Dataset entries on figures
* * * * * * *

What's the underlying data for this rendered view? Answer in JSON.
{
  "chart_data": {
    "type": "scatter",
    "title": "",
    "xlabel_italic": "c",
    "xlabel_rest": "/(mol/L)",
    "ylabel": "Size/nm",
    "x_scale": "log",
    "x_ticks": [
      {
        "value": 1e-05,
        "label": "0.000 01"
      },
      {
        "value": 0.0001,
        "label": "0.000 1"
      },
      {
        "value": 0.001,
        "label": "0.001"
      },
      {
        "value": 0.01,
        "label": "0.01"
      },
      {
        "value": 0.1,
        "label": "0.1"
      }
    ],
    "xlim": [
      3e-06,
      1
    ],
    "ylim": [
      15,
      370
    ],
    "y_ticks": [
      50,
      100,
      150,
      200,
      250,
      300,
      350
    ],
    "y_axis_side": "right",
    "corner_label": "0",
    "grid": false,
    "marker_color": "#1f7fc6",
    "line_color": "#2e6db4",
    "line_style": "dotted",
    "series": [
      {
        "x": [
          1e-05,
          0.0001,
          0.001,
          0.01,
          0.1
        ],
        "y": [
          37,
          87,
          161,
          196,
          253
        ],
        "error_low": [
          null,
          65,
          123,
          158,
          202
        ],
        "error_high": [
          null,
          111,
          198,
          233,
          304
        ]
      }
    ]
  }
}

* * * * * * *

PROBLEM
Show the lines where the word "value" appears in the entries.

ANSWER FOR THIS EXERCISE
        "value": 1e-05,
        "value": 0.0001,
        "value": 0.001,
        "value": 0.01,
        "value": 0.1,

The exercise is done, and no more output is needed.